Tally the lines in the data that follows that include the word "drawdown", and report nothing but the total.

Data entries for graphics:
※
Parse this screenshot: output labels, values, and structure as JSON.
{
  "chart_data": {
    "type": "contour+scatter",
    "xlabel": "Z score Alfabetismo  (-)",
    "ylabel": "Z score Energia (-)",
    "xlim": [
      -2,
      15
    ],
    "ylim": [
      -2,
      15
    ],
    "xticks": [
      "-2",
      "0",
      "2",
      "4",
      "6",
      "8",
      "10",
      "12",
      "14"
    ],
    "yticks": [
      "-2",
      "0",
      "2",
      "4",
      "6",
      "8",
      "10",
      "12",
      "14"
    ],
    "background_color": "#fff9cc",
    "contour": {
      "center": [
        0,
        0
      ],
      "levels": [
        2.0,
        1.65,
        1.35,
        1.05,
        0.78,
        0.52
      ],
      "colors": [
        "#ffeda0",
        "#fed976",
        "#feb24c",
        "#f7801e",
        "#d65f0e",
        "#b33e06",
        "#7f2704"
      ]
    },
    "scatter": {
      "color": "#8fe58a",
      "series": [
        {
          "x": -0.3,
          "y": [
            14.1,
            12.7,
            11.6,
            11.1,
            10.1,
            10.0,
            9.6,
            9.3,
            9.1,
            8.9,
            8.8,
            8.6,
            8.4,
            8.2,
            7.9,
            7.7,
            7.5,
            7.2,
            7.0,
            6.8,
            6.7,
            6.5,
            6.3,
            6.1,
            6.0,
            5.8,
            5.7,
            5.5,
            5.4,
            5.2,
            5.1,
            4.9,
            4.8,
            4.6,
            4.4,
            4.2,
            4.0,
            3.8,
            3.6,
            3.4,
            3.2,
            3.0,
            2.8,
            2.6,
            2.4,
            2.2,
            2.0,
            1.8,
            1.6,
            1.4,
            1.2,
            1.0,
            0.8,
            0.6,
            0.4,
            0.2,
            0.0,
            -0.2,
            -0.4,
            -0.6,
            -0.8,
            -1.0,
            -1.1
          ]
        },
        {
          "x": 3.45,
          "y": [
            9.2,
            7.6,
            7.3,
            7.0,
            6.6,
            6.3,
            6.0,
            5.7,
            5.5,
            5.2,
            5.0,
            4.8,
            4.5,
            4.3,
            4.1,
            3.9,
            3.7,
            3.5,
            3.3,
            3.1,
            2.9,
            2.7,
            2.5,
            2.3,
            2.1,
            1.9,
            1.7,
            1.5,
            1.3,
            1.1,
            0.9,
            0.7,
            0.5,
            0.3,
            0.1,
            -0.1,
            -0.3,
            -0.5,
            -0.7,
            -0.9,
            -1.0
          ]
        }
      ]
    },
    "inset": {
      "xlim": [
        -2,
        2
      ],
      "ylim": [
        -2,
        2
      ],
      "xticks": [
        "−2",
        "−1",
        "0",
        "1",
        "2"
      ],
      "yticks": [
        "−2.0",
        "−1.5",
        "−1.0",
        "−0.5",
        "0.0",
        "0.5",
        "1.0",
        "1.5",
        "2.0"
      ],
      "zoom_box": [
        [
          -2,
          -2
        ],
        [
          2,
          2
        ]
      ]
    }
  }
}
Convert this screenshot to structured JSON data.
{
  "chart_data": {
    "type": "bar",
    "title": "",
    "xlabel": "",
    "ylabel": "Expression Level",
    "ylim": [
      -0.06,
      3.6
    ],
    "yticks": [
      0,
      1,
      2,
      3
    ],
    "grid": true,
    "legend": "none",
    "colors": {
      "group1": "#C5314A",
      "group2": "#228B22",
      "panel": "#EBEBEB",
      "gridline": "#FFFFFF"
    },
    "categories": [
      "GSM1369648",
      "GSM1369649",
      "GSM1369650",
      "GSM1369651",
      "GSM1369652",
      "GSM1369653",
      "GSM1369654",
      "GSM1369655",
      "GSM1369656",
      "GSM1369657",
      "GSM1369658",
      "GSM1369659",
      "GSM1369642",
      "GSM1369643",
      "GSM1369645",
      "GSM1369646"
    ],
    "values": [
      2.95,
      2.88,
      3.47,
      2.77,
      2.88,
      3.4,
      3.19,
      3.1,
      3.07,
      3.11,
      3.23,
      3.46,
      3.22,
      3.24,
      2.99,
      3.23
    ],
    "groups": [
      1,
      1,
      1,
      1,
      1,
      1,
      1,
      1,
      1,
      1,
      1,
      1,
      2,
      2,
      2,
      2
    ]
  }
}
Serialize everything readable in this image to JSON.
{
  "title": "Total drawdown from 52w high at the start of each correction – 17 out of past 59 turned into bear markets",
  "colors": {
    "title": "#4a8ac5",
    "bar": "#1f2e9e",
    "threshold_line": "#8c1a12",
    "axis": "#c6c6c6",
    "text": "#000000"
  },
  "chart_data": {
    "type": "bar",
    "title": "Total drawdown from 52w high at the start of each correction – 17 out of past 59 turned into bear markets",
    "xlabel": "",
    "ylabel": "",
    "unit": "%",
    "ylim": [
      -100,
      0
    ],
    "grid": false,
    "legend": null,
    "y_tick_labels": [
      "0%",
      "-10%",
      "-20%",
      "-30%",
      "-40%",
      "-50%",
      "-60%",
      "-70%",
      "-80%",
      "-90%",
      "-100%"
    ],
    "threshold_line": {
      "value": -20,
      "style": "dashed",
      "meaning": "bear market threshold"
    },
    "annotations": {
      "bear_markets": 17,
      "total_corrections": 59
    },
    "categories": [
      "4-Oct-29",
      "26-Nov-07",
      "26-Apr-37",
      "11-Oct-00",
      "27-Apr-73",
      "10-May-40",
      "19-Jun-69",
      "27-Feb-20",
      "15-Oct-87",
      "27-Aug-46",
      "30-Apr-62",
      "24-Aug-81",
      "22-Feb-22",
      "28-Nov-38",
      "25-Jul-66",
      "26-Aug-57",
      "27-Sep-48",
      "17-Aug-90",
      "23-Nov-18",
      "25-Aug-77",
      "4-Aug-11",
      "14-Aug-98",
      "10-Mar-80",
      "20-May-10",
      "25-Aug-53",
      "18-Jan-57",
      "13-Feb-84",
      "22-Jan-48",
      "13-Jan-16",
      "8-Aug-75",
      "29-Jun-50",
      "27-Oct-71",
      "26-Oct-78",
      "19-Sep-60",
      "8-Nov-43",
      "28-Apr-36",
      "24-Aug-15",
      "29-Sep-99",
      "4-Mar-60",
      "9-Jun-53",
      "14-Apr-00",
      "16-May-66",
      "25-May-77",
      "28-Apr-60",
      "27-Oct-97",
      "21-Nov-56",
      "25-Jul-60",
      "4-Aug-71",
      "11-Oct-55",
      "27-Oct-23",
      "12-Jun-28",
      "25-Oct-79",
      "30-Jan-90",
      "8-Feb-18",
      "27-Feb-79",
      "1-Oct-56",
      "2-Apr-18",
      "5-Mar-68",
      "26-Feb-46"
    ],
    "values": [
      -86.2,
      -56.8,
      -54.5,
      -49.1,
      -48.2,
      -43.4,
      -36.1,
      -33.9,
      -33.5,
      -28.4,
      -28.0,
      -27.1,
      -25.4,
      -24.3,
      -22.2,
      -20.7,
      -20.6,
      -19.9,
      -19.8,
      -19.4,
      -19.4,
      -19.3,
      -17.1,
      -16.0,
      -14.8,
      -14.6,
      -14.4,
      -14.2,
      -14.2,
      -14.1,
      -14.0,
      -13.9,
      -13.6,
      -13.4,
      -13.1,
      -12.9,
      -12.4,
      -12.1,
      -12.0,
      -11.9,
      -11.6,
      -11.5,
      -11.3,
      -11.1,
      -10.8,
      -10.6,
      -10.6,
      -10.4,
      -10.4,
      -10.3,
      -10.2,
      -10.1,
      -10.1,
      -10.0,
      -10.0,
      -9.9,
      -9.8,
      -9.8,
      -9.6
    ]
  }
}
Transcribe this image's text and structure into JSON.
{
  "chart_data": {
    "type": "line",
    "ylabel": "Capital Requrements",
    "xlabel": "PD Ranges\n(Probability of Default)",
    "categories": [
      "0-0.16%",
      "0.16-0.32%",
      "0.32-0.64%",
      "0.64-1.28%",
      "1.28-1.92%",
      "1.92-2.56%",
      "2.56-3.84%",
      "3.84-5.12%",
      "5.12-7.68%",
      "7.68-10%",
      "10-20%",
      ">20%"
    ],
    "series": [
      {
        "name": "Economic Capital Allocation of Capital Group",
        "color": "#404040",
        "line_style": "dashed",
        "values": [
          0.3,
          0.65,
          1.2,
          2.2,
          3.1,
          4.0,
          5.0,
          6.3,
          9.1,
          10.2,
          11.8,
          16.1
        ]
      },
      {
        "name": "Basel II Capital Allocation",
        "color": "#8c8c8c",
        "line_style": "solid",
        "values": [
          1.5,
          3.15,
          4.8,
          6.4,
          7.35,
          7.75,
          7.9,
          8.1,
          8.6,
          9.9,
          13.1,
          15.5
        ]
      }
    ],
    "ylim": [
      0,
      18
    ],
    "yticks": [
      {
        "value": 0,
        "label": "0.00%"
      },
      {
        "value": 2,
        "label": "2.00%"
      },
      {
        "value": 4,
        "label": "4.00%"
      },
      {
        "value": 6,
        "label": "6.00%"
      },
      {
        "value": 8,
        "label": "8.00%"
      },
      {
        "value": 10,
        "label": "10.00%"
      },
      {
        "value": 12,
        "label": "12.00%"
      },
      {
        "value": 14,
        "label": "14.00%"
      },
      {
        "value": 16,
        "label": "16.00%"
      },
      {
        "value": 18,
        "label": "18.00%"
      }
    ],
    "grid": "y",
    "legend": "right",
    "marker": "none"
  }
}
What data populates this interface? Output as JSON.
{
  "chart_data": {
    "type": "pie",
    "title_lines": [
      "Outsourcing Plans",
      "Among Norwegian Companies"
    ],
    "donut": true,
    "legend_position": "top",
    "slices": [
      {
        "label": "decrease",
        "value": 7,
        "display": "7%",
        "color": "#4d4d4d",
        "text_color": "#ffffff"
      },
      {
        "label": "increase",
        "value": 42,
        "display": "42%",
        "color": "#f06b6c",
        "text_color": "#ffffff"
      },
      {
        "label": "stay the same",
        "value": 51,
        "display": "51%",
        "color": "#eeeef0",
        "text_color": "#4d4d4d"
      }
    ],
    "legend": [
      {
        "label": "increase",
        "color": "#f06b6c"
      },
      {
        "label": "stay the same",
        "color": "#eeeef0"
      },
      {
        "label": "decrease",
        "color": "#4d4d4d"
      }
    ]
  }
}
※
The completed task: 2